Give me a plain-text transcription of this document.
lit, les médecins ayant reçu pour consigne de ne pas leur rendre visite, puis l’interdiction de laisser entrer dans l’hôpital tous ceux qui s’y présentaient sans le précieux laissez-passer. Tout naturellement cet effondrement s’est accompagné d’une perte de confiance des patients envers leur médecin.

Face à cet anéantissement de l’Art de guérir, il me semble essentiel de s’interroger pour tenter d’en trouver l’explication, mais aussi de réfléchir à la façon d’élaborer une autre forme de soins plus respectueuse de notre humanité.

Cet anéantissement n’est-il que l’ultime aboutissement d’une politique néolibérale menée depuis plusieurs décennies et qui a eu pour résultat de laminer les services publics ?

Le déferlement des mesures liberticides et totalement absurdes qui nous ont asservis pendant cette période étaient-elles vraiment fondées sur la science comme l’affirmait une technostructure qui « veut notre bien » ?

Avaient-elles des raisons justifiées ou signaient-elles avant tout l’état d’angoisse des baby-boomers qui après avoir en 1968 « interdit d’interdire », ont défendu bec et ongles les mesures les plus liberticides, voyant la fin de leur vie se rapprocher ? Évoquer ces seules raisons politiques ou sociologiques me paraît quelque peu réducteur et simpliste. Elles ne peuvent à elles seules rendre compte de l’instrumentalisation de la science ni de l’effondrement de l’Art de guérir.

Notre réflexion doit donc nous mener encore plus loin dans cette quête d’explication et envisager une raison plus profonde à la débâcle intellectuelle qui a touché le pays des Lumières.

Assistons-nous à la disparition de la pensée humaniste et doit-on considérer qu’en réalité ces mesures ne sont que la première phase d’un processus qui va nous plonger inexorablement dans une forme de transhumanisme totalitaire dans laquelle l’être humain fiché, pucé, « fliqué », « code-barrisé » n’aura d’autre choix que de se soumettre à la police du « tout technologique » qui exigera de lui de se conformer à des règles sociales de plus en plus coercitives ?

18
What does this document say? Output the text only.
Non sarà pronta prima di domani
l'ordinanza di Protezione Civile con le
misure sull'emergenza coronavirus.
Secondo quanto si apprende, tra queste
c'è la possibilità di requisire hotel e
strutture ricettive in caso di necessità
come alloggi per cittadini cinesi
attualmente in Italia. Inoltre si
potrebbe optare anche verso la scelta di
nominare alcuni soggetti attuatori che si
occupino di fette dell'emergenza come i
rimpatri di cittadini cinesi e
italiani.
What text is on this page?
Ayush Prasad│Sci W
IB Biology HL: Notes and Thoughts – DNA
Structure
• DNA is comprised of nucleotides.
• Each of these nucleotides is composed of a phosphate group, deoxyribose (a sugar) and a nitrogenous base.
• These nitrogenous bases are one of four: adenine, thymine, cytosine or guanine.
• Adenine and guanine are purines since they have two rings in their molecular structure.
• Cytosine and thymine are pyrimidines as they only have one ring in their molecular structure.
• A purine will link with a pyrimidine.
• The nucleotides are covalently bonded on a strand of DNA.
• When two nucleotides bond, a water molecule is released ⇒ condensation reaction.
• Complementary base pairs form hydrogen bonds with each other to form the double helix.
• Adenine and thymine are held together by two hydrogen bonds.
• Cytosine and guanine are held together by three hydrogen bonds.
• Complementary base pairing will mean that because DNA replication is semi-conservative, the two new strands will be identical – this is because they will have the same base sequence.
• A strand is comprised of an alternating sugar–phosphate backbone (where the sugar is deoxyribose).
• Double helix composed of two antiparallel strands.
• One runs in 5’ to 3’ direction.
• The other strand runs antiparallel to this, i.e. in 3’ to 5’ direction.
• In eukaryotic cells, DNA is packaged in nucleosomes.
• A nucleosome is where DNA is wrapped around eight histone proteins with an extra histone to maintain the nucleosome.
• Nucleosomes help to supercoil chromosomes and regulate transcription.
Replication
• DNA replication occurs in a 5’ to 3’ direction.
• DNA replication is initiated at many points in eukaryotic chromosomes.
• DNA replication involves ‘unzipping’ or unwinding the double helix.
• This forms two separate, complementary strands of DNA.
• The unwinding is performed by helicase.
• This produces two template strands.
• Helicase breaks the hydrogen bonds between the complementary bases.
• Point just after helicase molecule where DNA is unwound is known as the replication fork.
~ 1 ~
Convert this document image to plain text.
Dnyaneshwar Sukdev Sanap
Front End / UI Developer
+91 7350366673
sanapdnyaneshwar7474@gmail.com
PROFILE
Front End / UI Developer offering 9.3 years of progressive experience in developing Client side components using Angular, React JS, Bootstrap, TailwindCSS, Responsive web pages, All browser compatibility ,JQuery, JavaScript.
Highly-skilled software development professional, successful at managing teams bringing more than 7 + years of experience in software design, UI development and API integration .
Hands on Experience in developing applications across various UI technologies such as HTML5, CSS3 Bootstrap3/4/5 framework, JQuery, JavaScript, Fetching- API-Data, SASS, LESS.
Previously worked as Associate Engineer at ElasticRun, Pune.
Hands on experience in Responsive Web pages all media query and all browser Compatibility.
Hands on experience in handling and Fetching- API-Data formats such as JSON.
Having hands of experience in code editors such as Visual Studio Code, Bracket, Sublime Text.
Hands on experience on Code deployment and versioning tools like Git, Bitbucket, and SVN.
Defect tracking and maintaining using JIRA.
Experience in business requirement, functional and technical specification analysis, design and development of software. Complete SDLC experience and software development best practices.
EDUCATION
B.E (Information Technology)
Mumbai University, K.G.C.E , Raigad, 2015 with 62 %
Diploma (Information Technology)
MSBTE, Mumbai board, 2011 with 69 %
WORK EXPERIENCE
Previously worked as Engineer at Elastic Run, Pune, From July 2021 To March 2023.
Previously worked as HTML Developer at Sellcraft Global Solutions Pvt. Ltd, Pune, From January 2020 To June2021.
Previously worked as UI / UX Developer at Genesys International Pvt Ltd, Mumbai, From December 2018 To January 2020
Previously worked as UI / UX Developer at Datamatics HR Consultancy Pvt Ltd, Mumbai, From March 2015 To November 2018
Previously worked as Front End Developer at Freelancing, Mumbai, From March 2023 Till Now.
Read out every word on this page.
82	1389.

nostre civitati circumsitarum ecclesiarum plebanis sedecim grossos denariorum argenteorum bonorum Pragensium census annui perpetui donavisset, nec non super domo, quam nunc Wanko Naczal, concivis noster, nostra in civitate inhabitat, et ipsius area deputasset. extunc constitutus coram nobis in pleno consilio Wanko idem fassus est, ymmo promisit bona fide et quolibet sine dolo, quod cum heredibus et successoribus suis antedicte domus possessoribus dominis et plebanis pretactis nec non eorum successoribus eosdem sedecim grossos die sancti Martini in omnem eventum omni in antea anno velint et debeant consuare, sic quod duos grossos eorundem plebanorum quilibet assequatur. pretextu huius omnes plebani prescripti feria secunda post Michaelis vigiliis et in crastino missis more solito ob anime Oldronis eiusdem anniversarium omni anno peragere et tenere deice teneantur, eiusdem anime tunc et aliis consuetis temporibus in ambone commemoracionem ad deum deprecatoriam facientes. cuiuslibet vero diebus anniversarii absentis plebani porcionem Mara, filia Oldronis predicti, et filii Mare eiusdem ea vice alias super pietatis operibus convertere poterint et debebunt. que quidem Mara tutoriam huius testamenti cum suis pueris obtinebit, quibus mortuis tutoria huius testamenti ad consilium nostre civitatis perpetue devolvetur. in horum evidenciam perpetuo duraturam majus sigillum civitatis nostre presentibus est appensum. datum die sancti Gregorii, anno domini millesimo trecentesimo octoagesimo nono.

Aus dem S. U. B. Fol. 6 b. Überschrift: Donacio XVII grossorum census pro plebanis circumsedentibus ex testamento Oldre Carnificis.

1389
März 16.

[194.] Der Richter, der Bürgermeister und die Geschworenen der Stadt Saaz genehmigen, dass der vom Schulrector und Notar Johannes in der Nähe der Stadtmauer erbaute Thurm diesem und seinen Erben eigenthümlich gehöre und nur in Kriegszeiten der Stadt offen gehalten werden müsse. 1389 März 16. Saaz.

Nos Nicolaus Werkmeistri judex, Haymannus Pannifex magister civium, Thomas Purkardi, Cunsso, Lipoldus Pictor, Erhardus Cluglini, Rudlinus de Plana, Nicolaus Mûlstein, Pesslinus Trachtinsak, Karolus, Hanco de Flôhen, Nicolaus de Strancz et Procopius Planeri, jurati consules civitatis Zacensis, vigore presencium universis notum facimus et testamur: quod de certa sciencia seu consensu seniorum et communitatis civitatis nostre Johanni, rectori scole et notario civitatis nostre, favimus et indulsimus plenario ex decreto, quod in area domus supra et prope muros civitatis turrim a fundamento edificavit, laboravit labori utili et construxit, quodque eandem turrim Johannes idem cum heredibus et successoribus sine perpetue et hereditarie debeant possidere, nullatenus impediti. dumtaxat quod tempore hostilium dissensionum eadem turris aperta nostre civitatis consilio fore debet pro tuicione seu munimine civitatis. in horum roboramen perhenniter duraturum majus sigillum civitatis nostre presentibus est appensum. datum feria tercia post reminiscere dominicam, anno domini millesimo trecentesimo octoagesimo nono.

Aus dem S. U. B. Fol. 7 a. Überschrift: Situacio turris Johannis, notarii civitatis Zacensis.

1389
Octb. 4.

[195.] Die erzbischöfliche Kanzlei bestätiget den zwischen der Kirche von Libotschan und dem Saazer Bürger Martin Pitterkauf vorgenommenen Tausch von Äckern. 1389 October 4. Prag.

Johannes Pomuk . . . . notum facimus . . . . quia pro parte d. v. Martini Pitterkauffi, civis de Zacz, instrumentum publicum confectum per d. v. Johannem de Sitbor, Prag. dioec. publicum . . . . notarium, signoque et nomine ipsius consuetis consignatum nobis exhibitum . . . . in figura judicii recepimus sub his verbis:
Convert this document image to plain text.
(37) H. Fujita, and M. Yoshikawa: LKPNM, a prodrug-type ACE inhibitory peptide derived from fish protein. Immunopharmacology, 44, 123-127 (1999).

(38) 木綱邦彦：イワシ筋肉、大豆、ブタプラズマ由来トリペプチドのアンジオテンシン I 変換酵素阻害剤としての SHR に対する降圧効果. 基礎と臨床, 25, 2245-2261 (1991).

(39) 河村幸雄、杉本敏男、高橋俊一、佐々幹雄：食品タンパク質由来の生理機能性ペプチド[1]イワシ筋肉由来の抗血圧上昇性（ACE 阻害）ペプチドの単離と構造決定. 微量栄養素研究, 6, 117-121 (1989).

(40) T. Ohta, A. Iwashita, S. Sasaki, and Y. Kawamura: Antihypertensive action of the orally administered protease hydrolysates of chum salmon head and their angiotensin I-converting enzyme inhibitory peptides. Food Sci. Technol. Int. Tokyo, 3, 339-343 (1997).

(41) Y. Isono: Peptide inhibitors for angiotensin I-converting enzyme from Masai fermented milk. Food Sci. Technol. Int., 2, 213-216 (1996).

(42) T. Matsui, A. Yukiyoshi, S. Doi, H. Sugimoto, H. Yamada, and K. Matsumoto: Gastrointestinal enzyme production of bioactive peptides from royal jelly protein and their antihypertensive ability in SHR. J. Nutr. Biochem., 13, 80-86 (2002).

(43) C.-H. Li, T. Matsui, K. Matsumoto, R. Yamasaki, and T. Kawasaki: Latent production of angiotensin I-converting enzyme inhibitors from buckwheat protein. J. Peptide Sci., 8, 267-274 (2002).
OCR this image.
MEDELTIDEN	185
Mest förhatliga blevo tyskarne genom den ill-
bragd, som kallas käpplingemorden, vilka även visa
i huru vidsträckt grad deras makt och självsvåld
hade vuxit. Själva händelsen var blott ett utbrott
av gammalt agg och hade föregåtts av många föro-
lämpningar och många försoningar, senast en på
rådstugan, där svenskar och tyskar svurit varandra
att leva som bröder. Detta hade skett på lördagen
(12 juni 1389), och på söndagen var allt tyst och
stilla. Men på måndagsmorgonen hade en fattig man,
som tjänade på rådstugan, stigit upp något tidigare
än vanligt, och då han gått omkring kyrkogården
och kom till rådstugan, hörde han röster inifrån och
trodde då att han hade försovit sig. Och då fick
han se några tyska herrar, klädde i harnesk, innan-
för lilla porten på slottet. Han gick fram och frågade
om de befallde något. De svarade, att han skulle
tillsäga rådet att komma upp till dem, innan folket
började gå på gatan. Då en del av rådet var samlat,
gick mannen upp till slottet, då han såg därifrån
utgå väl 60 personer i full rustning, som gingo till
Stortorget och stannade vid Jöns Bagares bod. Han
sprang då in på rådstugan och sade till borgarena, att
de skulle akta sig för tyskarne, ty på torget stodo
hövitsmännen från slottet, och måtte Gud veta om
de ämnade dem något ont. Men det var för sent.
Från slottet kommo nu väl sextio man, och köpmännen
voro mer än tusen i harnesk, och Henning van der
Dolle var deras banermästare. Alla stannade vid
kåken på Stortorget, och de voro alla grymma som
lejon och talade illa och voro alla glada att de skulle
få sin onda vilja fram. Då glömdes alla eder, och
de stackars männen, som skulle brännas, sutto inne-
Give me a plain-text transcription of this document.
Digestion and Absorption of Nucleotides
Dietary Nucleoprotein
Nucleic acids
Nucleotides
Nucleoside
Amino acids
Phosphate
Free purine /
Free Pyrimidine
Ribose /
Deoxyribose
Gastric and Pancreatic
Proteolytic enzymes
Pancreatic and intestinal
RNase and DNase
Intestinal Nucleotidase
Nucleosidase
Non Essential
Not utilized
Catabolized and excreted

====

* [Instructions for the task] Pick out each line above that includes "Zacensis" and show it.

* [Solution below]
Nos Nicolaus Werkmeistri judex, Haymannus Pannifex magister civium, Thomas Purkardi, Cunsso, Lipoldus Pictor, Erhardus Cluglini, Rudlinus de Plana, Nicolaus Mûlstein, Pesslinus Trachtinsak, Karolus, Hanco de Flôhen, Nicolaus de Strancz et Procopius Planeri, jurati consules civitatis Zacensis, vigore presencium universis notum facimus et testamur: quod de certa sciencia seu consensu seniorum et communitatis civitatis nostre Johanni, rectori scole et notario civitatis nostre, favimus et indulsimus plenario ex decreto, quod in area domus supra et prope muros civitatis turrim a fundamento edificavit, laboravit labori utili et construxit, quodque eandem turrim Johannes idem cum heredibus et successoribus sine perpetue et hereditarie debeant possidere, nullatenus impediti. dumtaxat quod tempore hostilium dissensionum eadem turris aperta nostre civitatis consilio fore debet pro tuicione seu munimine civitatis. in horum roboramen perhenniter duraturum majus sigillum civitatis nostre presentibus est appensum. datum feria tercia post reminiscere dominicam, anno domini millesimo trecentesimo octoagesimo nono.
Aus dem S. U. B. Fol. 7 a. Überschrift: Situacio turris Johannis, notarii civitatis Zacensis.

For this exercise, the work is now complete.